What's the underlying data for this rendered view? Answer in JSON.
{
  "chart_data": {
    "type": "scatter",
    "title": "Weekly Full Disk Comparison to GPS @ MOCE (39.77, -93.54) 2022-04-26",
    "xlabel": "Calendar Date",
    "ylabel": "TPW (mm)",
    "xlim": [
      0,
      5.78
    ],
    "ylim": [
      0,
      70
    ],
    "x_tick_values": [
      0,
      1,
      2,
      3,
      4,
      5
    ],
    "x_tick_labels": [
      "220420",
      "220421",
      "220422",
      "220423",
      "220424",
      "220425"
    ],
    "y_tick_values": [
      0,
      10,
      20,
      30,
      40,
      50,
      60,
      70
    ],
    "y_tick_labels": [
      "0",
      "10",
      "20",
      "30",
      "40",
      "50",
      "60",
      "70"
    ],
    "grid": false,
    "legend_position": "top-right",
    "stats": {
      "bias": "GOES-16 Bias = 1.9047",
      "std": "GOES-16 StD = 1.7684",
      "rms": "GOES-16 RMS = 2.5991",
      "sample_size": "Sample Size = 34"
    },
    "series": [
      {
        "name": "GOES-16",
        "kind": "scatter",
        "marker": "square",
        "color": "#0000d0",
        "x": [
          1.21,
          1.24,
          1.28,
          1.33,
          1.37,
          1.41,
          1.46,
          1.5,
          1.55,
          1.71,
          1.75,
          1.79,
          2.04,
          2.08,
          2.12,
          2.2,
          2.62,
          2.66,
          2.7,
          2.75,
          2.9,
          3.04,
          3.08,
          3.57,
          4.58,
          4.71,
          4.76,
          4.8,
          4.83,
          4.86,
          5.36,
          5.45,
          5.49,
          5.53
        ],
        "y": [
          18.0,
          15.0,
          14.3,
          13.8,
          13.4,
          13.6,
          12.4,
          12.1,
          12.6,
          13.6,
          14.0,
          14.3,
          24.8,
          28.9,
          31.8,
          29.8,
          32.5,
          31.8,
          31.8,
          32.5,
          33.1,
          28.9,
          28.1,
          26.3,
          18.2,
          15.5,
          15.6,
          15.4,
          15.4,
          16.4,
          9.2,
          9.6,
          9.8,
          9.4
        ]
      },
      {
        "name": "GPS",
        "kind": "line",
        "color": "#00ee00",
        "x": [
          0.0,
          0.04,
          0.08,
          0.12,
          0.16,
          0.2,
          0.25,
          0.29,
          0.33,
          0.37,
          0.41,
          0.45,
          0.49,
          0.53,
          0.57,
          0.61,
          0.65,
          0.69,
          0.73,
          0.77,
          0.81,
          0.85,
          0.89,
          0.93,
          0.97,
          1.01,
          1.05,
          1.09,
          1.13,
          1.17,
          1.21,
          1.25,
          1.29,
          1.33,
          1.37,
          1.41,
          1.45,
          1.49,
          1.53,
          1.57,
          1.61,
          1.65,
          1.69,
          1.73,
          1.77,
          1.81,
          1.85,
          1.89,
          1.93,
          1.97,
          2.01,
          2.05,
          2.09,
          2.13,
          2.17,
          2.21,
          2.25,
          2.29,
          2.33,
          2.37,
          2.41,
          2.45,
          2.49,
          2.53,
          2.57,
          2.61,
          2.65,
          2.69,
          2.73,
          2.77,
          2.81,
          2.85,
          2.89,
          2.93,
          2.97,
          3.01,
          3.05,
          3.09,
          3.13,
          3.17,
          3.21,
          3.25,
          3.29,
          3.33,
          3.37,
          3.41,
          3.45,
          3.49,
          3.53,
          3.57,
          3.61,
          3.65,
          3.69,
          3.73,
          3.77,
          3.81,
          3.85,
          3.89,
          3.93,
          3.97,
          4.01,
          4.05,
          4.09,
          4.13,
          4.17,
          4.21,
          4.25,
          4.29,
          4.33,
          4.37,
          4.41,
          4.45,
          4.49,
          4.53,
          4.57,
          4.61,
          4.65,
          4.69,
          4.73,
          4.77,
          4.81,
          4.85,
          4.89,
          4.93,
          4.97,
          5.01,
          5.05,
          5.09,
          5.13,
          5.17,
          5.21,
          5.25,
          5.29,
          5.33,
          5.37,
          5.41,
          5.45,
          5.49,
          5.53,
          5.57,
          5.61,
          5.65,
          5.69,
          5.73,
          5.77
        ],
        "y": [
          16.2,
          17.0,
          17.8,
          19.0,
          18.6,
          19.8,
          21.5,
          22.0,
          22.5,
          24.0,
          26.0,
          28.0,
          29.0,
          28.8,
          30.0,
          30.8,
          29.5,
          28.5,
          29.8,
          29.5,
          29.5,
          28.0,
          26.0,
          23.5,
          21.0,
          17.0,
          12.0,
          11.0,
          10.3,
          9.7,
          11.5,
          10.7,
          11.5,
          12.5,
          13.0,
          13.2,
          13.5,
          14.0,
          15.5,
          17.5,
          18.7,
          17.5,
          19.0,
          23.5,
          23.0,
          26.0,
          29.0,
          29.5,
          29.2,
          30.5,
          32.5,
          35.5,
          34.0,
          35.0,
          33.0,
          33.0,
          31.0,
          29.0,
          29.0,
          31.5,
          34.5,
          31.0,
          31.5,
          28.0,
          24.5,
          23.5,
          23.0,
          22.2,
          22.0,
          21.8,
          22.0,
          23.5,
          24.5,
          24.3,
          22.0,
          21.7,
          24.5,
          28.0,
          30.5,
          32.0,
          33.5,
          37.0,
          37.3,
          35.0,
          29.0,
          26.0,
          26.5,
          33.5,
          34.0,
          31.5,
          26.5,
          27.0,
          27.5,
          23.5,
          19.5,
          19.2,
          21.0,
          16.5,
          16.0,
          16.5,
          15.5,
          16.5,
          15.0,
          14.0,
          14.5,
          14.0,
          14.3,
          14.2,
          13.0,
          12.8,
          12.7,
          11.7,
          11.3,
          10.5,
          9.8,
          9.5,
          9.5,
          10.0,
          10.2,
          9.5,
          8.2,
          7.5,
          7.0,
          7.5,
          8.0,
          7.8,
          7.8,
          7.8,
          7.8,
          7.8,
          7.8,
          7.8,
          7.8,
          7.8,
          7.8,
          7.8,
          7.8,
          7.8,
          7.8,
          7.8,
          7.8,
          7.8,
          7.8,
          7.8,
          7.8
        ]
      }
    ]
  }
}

......

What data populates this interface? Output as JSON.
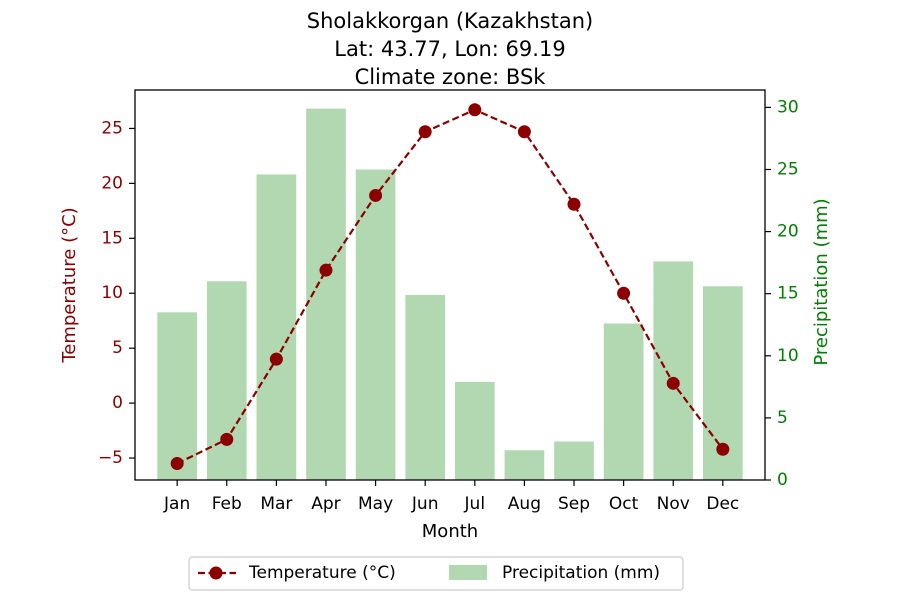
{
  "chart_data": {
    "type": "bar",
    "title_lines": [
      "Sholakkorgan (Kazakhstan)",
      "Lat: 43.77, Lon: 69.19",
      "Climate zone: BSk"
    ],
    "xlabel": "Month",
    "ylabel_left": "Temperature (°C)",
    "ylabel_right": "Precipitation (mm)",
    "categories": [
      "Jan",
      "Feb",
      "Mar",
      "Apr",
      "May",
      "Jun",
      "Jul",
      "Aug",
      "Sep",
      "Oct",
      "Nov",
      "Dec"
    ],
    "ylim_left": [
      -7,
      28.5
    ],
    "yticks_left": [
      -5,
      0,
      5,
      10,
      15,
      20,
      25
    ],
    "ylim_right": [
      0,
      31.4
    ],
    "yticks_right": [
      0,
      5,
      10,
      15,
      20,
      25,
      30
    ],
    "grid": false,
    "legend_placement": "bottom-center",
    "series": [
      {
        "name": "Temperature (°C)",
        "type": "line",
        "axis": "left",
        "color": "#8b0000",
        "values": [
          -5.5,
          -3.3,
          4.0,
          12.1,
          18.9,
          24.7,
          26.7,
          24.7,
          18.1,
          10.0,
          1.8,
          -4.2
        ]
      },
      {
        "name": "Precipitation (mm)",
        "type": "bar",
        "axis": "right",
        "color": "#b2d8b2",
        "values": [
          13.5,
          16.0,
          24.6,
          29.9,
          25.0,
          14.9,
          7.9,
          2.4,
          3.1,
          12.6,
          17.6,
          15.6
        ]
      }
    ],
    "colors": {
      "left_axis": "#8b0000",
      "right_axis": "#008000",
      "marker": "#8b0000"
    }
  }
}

......

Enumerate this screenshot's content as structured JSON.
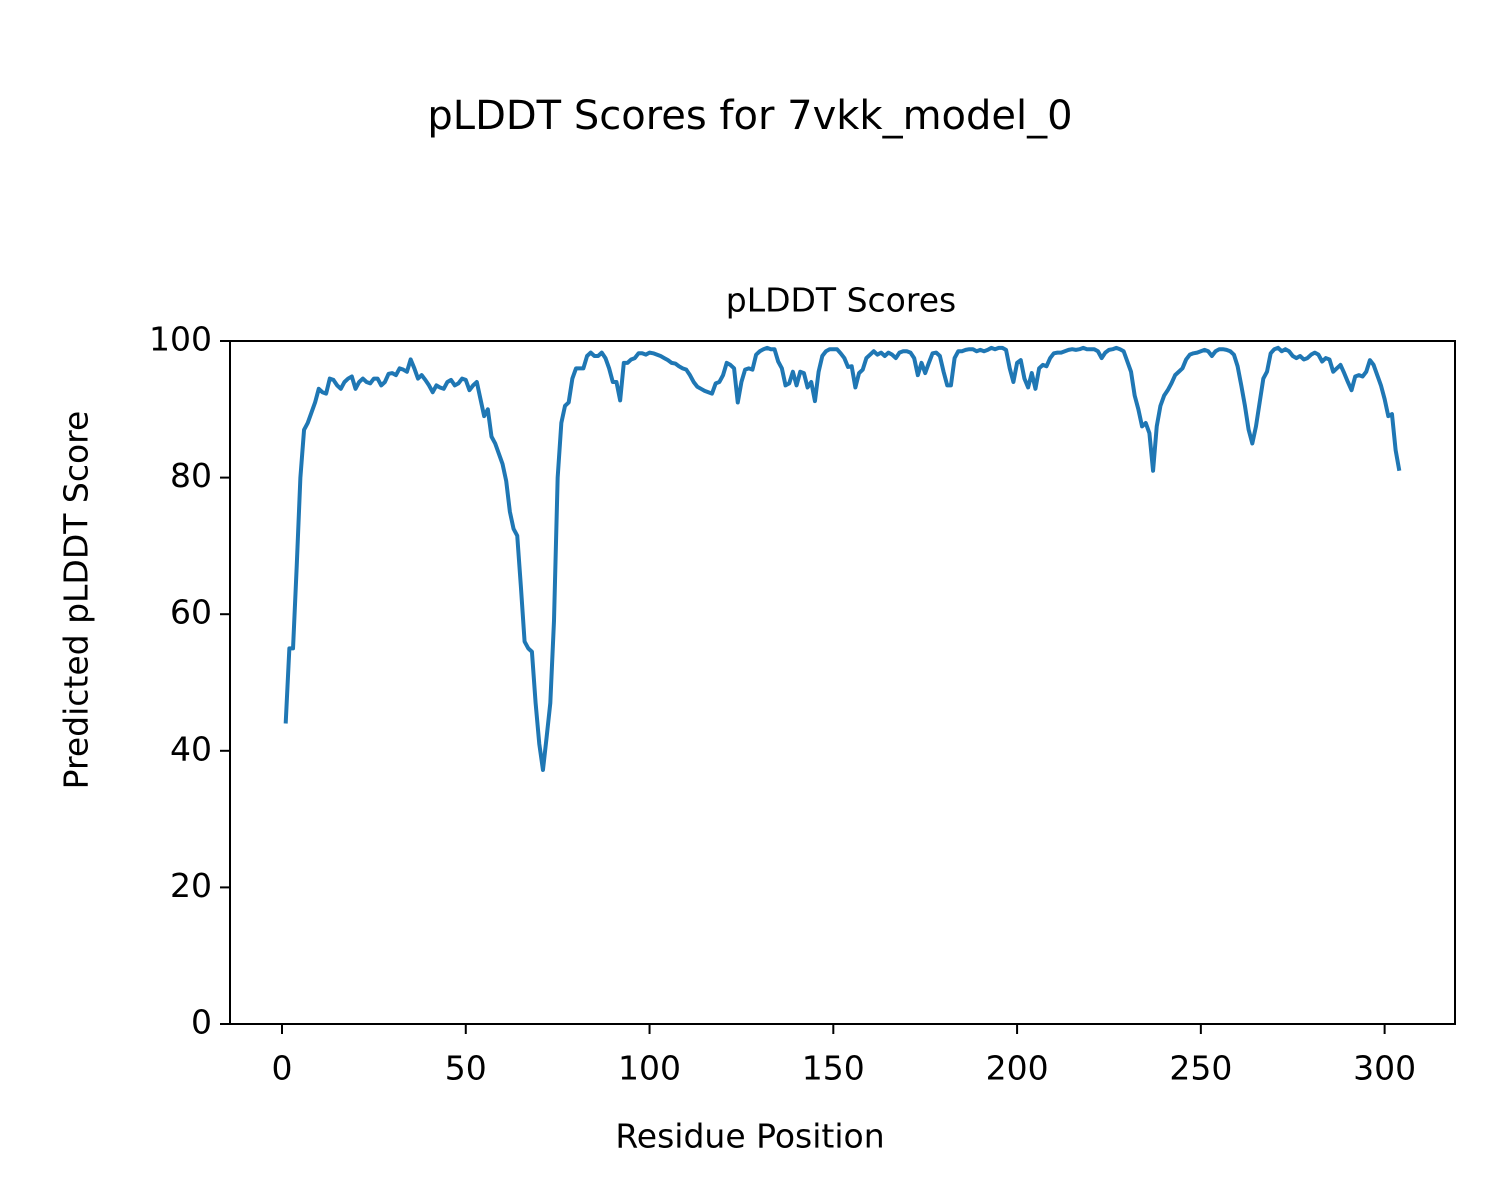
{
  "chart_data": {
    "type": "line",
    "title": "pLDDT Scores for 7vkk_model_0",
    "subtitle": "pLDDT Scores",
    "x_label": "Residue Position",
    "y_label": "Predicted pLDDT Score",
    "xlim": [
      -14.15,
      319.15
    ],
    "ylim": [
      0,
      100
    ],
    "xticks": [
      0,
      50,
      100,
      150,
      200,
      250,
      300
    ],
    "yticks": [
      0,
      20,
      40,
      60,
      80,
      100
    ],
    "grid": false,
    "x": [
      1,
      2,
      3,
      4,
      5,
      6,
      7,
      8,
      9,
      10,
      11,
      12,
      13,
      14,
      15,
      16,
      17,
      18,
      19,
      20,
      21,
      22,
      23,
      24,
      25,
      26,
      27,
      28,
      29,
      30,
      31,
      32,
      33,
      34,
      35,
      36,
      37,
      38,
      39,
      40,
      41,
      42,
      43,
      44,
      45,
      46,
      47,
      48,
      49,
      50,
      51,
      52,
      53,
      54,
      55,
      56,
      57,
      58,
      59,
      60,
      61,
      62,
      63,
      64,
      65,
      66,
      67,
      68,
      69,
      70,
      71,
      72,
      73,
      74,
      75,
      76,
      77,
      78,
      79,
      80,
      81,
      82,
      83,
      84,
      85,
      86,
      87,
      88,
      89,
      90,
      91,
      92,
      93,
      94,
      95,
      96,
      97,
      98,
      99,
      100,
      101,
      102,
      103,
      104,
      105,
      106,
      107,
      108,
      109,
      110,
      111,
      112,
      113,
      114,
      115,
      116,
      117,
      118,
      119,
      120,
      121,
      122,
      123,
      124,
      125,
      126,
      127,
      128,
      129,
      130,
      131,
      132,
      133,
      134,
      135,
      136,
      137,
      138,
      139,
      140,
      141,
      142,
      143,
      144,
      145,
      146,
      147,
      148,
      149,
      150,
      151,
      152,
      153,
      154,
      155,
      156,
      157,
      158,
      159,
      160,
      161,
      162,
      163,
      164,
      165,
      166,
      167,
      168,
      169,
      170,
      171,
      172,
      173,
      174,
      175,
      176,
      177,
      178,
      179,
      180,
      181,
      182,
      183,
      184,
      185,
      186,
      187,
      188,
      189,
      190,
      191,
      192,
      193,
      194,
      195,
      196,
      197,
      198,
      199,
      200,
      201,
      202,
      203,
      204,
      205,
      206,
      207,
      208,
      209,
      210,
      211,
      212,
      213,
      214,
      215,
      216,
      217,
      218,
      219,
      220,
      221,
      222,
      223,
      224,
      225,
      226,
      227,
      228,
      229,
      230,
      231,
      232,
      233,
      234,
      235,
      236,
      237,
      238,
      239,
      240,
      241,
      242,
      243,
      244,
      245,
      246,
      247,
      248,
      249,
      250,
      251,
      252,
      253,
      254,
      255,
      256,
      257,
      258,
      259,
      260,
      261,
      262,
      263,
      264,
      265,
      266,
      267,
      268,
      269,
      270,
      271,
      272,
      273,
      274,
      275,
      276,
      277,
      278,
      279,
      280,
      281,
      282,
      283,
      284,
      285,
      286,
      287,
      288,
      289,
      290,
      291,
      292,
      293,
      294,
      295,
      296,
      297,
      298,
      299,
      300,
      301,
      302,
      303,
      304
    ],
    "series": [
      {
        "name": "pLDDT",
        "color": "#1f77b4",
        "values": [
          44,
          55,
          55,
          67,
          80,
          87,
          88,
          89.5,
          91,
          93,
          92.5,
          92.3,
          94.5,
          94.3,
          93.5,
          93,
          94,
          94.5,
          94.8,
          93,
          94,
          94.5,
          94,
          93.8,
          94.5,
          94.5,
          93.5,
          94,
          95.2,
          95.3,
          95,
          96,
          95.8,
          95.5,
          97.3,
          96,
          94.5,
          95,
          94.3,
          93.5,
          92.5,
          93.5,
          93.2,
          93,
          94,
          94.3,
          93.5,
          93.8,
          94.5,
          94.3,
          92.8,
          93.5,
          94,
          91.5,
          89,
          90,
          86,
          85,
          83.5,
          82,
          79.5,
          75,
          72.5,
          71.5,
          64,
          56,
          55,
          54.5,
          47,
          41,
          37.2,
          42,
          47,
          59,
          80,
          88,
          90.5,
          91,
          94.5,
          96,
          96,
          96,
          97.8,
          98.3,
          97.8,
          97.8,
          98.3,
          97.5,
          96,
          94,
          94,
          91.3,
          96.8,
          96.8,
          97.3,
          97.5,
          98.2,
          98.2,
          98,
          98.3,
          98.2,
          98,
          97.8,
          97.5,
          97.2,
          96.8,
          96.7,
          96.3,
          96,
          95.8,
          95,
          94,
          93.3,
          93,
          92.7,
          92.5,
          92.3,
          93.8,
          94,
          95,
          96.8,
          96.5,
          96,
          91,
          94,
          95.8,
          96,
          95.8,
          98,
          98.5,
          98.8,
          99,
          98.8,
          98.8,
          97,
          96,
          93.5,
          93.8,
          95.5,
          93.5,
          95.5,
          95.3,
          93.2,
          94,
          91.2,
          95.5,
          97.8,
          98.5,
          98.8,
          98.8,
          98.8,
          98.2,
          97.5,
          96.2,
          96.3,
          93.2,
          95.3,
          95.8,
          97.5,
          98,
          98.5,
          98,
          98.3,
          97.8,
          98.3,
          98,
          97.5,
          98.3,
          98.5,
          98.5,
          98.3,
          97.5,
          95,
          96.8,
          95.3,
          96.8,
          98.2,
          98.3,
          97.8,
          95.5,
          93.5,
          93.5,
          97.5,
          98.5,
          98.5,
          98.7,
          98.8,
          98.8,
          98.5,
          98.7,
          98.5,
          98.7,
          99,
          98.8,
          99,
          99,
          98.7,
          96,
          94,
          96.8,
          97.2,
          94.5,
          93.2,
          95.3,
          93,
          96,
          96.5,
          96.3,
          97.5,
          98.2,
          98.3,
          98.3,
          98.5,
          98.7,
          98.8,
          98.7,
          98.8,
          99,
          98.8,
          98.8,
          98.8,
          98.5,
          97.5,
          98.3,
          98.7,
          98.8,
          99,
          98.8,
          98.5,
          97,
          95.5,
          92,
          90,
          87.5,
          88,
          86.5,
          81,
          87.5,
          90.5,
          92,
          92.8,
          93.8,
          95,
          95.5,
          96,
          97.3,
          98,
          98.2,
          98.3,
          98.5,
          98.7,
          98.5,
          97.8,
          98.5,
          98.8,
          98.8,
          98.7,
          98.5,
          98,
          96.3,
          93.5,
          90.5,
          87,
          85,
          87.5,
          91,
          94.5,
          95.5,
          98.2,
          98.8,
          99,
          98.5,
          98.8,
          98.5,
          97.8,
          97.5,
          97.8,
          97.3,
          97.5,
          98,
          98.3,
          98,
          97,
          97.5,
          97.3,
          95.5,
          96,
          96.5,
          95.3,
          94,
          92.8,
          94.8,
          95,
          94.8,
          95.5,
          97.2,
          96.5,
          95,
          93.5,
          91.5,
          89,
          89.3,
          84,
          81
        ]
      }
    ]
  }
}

......

WHAT YOU ARE ASKED TO DO: Scan the listing above and identify each line holding the string "Scores"; copy every such line.

REPLY:
    "title": "pLDDT Scores for 7vkk_model_0",
    "subtitle": "pLDDT Scores",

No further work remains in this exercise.